Directions ▸
Reproduce verbatim the lines running from the beginning of the lines through the line containing "x-tick-label: 2QF25 (126, 429, 162, 440)", including that line.

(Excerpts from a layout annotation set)
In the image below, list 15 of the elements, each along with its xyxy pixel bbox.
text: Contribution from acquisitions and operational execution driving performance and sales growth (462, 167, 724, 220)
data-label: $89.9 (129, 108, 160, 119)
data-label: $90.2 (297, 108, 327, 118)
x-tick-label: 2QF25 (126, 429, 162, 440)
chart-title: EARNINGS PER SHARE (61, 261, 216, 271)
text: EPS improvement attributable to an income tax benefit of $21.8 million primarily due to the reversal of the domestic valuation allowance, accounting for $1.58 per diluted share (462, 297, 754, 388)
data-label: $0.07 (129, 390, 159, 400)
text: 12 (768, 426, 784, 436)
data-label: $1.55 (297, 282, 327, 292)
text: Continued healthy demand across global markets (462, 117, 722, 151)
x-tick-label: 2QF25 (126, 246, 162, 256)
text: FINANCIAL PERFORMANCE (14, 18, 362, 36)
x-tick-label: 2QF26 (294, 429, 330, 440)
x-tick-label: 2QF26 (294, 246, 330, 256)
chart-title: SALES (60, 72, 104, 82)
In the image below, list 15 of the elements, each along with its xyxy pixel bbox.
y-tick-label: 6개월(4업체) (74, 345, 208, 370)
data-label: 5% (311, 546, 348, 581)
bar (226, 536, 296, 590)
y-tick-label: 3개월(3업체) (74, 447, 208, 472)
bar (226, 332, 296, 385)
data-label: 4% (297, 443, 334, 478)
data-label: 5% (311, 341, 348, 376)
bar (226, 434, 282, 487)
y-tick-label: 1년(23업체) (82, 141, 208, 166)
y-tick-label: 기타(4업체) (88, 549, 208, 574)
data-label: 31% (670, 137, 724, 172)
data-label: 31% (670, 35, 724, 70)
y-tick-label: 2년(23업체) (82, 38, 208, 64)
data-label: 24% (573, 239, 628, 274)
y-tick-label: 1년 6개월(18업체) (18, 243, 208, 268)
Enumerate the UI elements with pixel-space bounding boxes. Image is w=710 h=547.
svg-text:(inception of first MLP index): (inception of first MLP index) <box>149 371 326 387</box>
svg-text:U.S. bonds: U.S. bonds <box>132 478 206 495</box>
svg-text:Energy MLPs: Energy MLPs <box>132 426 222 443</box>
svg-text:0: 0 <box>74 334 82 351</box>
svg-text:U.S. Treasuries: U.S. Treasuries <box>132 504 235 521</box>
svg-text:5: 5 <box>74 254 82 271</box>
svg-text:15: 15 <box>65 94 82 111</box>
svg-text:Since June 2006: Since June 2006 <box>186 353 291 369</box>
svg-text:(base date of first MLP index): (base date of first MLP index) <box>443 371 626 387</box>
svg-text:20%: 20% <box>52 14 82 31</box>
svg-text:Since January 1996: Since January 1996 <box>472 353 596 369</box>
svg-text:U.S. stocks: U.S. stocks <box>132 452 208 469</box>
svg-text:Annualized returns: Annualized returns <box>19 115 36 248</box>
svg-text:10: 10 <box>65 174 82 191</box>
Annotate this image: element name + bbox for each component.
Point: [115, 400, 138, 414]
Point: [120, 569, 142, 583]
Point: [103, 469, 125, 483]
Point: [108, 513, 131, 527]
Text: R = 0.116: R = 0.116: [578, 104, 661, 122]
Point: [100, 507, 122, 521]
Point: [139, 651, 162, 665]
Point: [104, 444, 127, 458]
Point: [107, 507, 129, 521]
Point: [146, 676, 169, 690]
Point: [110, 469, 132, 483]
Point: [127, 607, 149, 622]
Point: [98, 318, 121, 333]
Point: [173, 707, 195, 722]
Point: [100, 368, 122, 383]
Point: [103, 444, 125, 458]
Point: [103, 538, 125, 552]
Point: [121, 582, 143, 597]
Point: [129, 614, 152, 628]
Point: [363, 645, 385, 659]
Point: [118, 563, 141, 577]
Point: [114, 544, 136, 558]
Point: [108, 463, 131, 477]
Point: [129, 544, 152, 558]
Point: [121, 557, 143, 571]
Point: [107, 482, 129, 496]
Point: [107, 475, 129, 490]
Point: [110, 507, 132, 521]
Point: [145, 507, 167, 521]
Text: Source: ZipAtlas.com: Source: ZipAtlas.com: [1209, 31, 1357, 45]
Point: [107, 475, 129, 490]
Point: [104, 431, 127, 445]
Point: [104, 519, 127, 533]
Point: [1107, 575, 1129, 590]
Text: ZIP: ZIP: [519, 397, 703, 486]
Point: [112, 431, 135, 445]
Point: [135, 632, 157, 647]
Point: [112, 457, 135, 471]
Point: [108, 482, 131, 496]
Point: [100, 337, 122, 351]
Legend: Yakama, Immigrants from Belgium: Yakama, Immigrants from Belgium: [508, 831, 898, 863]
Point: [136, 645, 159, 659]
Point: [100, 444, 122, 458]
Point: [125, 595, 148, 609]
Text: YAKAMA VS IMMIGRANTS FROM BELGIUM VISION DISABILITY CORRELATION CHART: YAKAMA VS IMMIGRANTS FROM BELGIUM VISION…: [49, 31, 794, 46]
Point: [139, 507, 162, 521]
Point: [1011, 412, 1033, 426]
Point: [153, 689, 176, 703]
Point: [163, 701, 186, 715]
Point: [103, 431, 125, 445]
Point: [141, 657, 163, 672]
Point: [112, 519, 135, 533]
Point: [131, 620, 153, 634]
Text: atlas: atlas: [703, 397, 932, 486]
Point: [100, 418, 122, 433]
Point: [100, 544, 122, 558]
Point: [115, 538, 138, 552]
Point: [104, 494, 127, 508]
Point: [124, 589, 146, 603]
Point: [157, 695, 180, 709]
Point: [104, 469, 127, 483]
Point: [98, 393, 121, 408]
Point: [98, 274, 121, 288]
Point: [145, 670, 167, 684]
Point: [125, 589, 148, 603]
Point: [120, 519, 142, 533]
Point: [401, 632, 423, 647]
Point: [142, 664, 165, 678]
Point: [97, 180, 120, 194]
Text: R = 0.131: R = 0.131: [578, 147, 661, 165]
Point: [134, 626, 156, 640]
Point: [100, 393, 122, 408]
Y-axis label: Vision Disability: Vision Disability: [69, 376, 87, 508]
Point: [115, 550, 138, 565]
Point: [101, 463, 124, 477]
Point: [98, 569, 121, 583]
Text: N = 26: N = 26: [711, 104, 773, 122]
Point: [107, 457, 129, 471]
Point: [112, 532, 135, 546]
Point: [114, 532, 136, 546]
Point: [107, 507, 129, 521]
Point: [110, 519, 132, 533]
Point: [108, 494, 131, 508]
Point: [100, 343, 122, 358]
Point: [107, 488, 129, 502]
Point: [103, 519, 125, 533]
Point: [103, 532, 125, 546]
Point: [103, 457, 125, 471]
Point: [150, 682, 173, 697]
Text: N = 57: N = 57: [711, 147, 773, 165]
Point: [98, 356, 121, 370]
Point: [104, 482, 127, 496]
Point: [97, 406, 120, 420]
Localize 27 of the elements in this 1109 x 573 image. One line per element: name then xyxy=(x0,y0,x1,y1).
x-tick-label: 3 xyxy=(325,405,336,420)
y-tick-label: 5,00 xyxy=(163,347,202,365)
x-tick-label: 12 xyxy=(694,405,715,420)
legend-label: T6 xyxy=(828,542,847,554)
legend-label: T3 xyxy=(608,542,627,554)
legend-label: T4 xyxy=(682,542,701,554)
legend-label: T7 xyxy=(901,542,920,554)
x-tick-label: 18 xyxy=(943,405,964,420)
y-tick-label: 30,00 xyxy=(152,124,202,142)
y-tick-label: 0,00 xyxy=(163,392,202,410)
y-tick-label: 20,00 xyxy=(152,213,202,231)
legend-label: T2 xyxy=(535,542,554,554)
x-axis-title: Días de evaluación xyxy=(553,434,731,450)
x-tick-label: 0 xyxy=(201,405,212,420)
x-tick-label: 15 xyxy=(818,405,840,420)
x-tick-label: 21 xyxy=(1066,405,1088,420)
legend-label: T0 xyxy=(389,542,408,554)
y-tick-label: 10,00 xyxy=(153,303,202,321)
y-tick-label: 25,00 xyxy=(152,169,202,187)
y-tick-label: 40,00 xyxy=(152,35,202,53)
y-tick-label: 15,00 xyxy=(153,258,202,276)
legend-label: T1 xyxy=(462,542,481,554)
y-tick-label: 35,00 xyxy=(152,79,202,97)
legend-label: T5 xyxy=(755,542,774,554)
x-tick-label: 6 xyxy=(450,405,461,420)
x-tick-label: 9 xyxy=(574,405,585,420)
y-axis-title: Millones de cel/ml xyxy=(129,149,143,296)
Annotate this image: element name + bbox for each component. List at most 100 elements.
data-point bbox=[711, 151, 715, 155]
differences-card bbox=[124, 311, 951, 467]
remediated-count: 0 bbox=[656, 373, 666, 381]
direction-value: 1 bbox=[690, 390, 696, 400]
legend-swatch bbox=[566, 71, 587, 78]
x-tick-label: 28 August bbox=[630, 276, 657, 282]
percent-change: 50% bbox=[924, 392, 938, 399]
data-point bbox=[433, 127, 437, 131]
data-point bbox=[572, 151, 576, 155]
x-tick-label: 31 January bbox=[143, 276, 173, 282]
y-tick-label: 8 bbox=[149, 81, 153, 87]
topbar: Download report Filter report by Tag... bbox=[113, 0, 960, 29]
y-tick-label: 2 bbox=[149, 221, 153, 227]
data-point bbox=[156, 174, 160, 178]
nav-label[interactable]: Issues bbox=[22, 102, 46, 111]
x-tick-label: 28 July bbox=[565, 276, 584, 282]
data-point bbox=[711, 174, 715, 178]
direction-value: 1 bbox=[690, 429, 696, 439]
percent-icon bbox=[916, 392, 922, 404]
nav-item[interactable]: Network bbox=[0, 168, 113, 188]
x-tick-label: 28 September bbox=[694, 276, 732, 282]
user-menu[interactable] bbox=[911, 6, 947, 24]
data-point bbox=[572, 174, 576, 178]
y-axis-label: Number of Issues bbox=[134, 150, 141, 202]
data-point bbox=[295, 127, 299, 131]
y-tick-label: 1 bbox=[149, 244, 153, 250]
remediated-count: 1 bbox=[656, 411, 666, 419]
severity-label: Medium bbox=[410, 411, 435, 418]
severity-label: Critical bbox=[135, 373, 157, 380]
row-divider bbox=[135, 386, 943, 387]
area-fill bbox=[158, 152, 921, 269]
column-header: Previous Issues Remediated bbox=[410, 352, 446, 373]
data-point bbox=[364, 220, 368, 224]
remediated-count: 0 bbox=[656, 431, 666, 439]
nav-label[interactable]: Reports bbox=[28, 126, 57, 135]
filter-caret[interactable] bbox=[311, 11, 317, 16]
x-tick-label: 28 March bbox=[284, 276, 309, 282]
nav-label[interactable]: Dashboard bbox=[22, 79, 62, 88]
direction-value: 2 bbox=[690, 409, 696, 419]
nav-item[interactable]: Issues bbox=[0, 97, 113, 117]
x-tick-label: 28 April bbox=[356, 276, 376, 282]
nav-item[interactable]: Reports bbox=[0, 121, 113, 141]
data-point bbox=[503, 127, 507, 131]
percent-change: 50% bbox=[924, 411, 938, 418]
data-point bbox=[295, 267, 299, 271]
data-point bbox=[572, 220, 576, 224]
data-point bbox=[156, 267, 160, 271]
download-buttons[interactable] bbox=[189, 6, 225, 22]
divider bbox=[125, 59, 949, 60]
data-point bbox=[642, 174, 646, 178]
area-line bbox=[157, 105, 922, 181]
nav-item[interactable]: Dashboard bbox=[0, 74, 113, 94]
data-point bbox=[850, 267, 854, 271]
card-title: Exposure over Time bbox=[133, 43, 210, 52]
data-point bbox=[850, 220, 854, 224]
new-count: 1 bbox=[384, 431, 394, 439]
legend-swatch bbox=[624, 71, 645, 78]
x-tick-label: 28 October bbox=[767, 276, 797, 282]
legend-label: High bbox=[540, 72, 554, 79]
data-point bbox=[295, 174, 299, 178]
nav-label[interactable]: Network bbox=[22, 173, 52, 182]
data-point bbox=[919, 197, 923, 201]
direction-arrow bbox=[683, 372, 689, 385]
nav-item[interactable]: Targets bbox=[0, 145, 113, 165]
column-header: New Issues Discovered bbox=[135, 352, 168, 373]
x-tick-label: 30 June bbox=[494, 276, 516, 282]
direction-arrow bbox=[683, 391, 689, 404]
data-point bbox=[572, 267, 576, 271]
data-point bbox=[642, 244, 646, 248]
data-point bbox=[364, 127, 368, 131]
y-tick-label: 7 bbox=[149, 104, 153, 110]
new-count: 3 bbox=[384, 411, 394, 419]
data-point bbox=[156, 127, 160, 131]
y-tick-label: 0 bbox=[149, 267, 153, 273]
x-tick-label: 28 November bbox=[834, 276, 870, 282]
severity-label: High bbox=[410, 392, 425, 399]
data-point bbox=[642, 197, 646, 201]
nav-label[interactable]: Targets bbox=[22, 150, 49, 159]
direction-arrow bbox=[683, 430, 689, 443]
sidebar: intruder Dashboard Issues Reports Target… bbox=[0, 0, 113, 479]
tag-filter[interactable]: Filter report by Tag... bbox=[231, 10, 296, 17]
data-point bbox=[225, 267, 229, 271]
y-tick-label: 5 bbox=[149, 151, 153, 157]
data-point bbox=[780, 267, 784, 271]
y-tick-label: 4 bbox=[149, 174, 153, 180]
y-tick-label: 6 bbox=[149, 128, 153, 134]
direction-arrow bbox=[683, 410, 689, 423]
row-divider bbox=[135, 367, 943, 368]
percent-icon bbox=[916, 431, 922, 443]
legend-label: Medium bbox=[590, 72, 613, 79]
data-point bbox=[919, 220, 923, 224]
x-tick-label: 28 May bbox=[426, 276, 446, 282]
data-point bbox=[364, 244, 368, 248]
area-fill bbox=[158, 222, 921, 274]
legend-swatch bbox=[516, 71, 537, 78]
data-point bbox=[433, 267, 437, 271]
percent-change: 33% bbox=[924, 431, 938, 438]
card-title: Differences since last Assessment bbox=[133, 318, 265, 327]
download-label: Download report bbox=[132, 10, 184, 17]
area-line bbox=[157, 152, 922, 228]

Exercise solution ▸
In the image below, list 15 of the elements, each along with its xyxy pixel bbox.
text: Contribution from acquisitions and operational execution driving performance and sales growth (462, 167, 724, 220)
data-label: $89.9 (129, 108, 160, 119)
data-label: $90.2 (297, 108, 327, 118)
x-tick-label: 2QF25 (126, 429, 162, 440)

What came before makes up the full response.